◆ Given problem
Check each line of the data for "share" and select those that have it.

◆ Materials provided
[START]
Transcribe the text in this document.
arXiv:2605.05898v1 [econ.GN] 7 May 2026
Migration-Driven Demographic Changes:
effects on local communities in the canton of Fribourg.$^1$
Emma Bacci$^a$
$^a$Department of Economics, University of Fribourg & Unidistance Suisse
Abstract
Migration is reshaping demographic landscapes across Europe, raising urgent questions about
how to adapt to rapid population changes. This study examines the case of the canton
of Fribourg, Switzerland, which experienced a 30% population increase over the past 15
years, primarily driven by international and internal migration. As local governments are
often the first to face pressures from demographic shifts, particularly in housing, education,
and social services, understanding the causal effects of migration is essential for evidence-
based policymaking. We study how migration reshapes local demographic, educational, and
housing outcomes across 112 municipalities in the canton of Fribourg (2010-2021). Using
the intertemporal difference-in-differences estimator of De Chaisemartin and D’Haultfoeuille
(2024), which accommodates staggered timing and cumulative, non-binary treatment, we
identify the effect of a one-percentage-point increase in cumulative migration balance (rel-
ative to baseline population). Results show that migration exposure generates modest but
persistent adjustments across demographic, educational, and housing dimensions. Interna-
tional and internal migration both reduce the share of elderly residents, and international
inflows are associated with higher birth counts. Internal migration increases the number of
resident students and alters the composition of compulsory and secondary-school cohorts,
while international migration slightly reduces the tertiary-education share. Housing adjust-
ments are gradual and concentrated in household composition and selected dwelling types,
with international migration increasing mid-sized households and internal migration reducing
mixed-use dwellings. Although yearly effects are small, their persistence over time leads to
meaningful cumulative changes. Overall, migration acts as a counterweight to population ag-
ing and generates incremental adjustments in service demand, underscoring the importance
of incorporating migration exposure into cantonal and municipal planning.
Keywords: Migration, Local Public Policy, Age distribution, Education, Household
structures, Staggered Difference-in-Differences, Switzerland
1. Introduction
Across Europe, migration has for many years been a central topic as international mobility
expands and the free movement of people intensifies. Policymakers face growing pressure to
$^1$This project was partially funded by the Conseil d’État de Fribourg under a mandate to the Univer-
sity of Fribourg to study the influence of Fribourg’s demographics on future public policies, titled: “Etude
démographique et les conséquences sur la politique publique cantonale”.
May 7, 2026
[END]
[START]
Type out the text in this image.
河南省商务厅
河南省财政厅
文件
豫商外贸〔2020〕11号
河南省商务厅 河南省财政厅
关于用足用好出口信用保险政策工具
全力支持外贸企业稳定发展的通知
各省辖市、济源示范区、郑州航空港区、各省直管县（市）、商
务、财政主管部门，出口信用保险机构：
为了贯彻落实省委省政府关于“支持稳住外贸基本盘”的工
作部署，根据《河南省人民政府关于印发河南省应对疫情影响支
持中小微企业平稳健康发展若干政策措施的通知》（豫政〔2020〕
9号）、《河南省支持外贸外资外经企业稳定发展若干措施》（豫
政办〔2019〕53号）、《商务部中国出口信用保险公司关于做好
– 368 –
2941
[END]
◆ Problem solution
tional and internal migration both reduce the share of elderly residents, and international
while international migration slightly reduces the tertiary-education share. Housing adjust-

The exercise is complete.